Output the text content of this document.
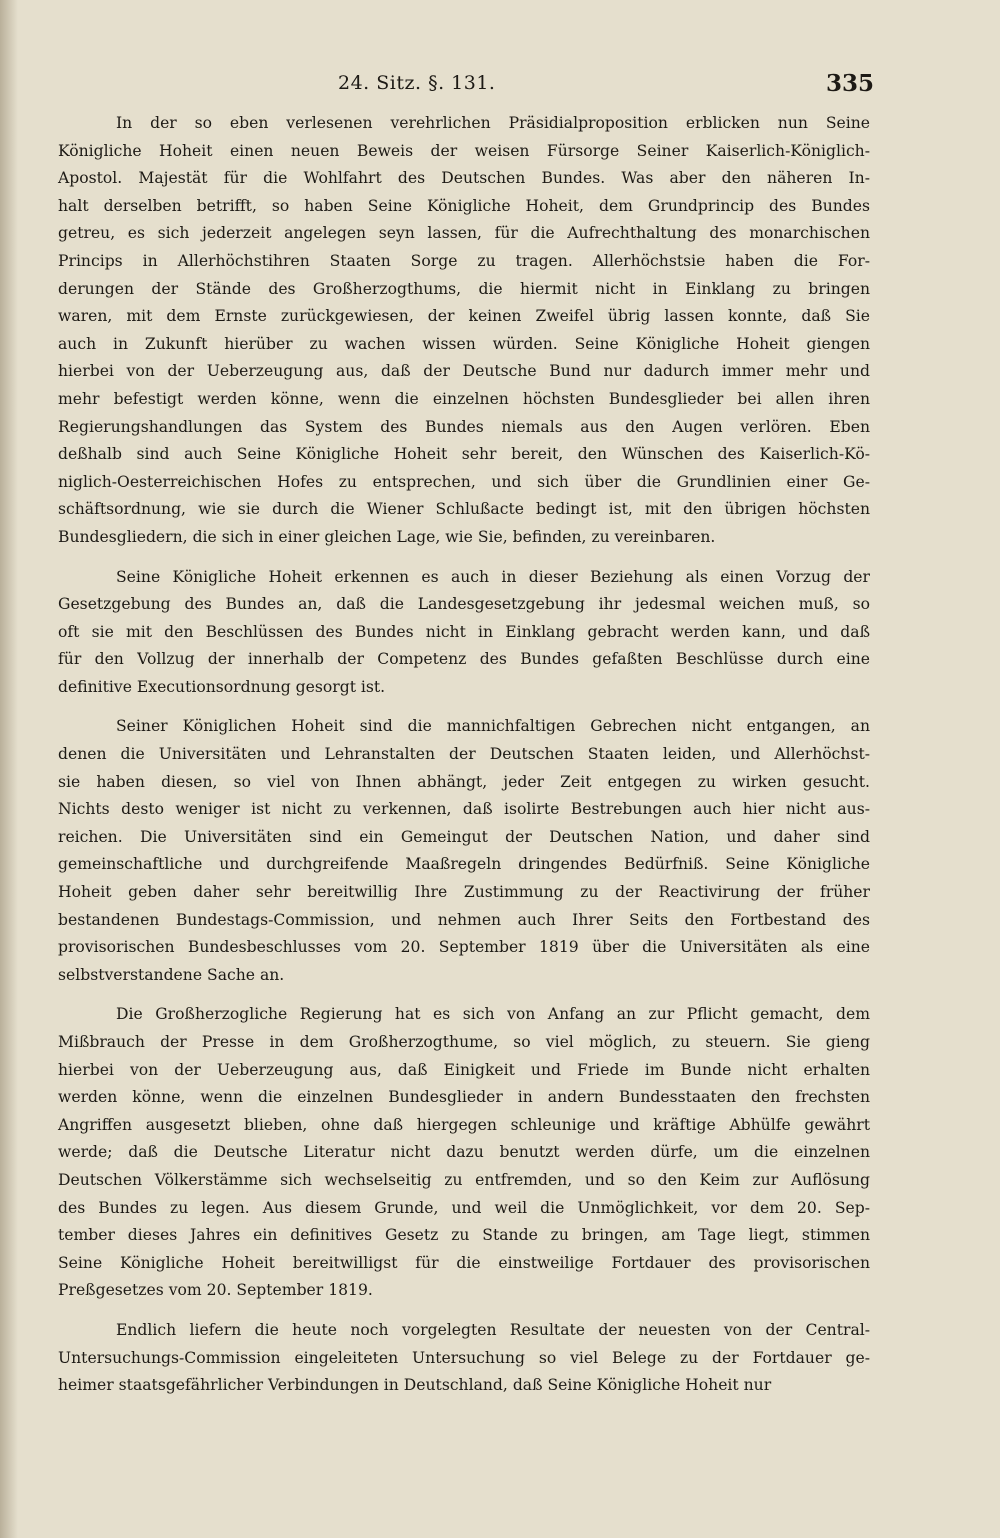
24. Sitz. §. 131.	335
In der so eben verlesenen verehrlichen Präsidialproposition erblicken nun Seine
Königliche Hoheit einen neuen Beweis der weisen Fürsorge Seiner Kaiserlich-Königlich-
Apostol. Majestät für die Wohlfahrt des Deutschen Bundes. Was aber den näheren In-
halt derselben betrifft, so haben Seine Königliche Hoheit, dem Grundprincip des Bundes
getreu, es sich jederzeit angelegen seyn lassen, für die Aufrechthaltung des monarchischen
Princips in Allerhöchstihren Staaten Sorge zu tragen. Allerhöchstsie haben die For-
derungen der Stände des Großherzogthums, die hiermit nicht in Einklang zu bringen
waren, mit dem Ernste zurückgewiesen, der keinen Zweifel übrig lassen konnte, daß Sie
auch in Zukunft hierüber zu wachen wissen würden. Seine Königliche Hoheit giengen
hierbei von der Ueberzeugung aus, daß der Deutsche Bund nur dadurch immer mehr und
mehr befestigt werden könne, wenn die einzelnen höchsten Bundesglieder bei allen ihren
Regierungshandlungen das System des Bundes niemals aus den Augen verlören. Eben
deßhalb sind auch Seine Königliche Hoheit sehr bereit, den Wünschen des Kaiserlich-Kö-
niglich-Oesterreichischen Hofes zu entsprechen, und sich über die Grundlinien einer Ge-
schäftsordnung, wie sie durch die Wiener Schlußacte bedingt ist, mit den übrigen höchsten
Bundesgliedern, die sich in einer gleichen Lage, wie Sie, befinden, zu vereinbaren.
Seine Königliche Hoheit erkennen es auch in dieser Beziehung als einen Vorzug der
Gesetzgebung des Bundes an, daß die Landesgesetzgebung ihr jedesmal weichen muß, so
oft sie mit den Beschlüssen des Bundes nicht in Einklang gebracht werden kann, und daß
für den Vollzug der innerhalb der Competenz des Bundes gefaßten Beschlüsse durch eine
definitive Executionsordnung gesorgt ist.
Seiner Königlichen Hoheit sind die mannichfaltigen Gebrechen nicht entgangen, an
denen die Universitäten und Lehranstalten der Deutschen Staaten leiden, und Allerhöchst-
sie haben diesen, so viel von Ihnen abhängt, jeder Zeit entgegen zu wirken gesucht.
Nichts desto weniger ist nicht zu verkennen, daß isolirte Bestrebungen auch hier nicht aus-
reichen. Die Universitäten sind ein Gemeingut der Deutschen Nation, und daher sind
gemeinschaftliche und durchgreifende Maaßregeln dringendes Bedürfniß. Seine Königliche
Hoheit geben daher sehr bereitwillig Ihre Zustimmung zu der Reactivirung der früher
bestandenen Bundestags-Commission, und nehmen auch Ihrer Seits den Fortbestand des
provisorischen Bundesbeschlusses vom 20. September 1819 über die Universitäten als eine
selbstverstandene Sache an.
Die Großherzogliche Regierung hat es sich von Anfang an zur Pflicht gemacht, dem
Mißbrauch der Presse in dem Großherzogthume, so viel möglich, zu steuern. Sie gieng
hierbei von der Ueberzeugung aus, daß Einigkeit und Friede im Bunde nicht erhalten
werden könne, wenn die einzelnen Bundesglieder in andern Bundesstaaten den frechsten
Angriffen ausgesetzt blieben, ohne daß hiergegen schleunige und kräftige Abhülfe gewährt
werde; daß die Deutsche Literatur nicht dazu benutzt werden dürfe, um die einzelnen
Deutschen Völkerstämme sich wechselseitig zu entfremden, und so den Keim zur Auflösung
des Bundes zu legen. Aus diesem Grunde, und weil die Unmöglichkeit, vor dem 20. Sep-
tember dieses Jahres ein definitives Gesetz zu Stande zu bringen, am Tage liegt, stimmen
Seine Königliche Hoheit bereitwilligst für die einstweilige Fortdauer des provisorischen
Preßgesetzes vom 20. September 1819.
Endlich liefern die heute noch vorgelegten Resultate der neuesten von der Central-
Untersuchungs-Commission eingeleiteten Untersuchung so viel Belege zu der Fortdauer ge-
heimer staatsgefährlicher Verbindungen in Deutschland, daß Seine Königliche Hoheit nur
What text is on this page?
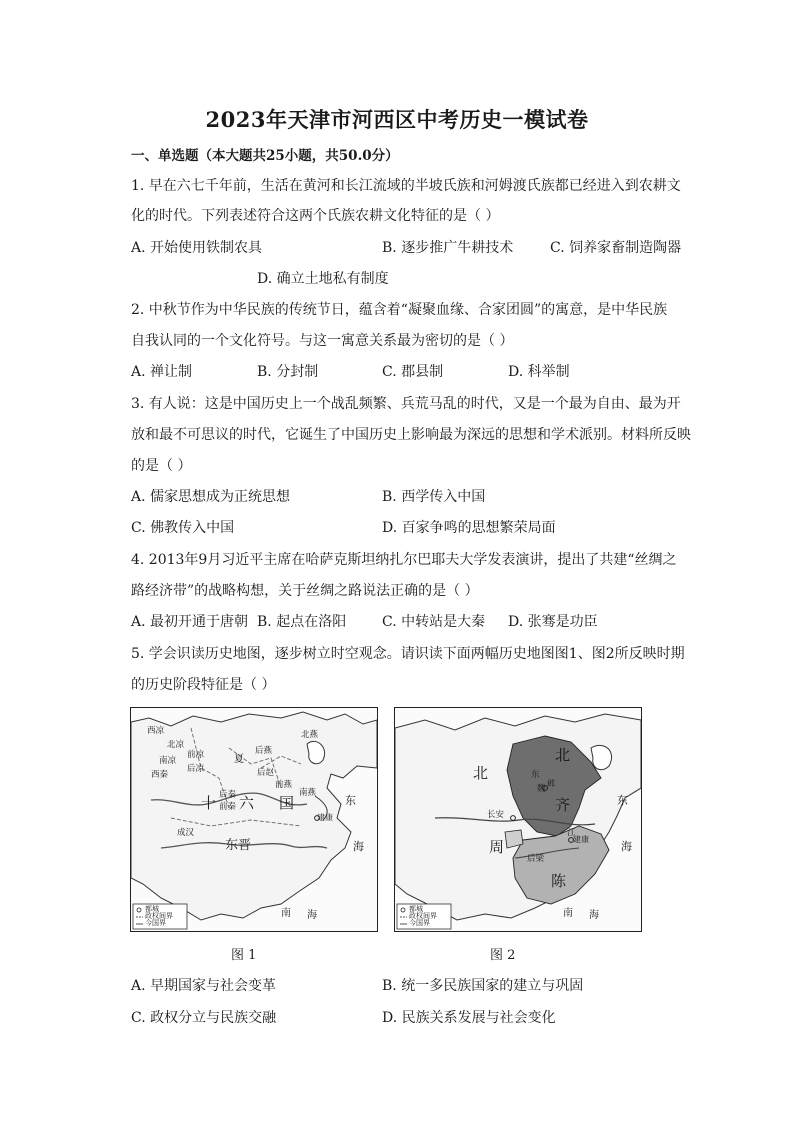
2023年天津市河西区中考历史一模试卷
一、单选题（本大题共25小题，共50.0分）
1. 早在六七千年前，生活在黄河和长江流域的半坡氏族和河姆渡氏族都已经进入到农耕文
化的时代。下列表述符合这两个氏族农耕文化特征的是（ ）
A. 开始使用铁制农具	B. 逐步推广牛耕技术	C. 饲养家畜制造陶器
D. 确立土地私有制度
2. 中秋节作为中华民族的传统节日，蕴含着“凝聚血缘、合家团圆”的寓意，是中华民族
自我认同的一个文化符号。与这一寓意关系最为密切的是（ ）
A. 禅让制	B. 分封制	C. 郡县制	D. 科举制
3. 有人说：这是中国历史上一个战乱频繁、兵荒马乱的时代，又是一个最为自由、最为开
放和最不可思议的时代，它诞生了中国历史上影响最为深远的思想和学术派别。材料所反映
的是（ ）
A. 儒家思想成为正统思想	B. 西学传入中国
C. 佛教传入中国	D. 百家争鸣的思想繁荣局面
4. 2013年9月习近平主席在哈萨克斯坦纳扎尔巴耶夫大学发表演讲，提出了共建“丝绸之
路经济带”的战略构想，关于丝绸之路说法正确的是（ ）
A. 最初开通于唐朝 B. 起点在洛阳	C. 中转站是大秦 D. 张骞是功臣
5. 学会识读历史地图，逐步树立时空观念。请识读下面两幅历史地图图1、图2所反映时期
的历史阶段特征是（ ）
西凉
北凉
南凉
西秦
前凉
后凉
夏
后燕
前燕
北燕
南燕
后秦
前秦
后赵
成汉
十 六 国
东晋
建康
东
海
南 海
都城
政权间界
今国界
图 1
北
北
东
魏
齐	东
海
长安
邺
江
建康
周
后梁
陈
南 海
都城
政权间界
今国界
图 2
A. 早期国家与社会变革	B. 统一多民族国家的建立与巩固
C. 政权分立与民族交融	D. 民族关系发展与社会变化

TASK BRIEF:
Give only the number of lines in the data that hold the word "Fortdauer".

RESULT FOR THIS TASK:
2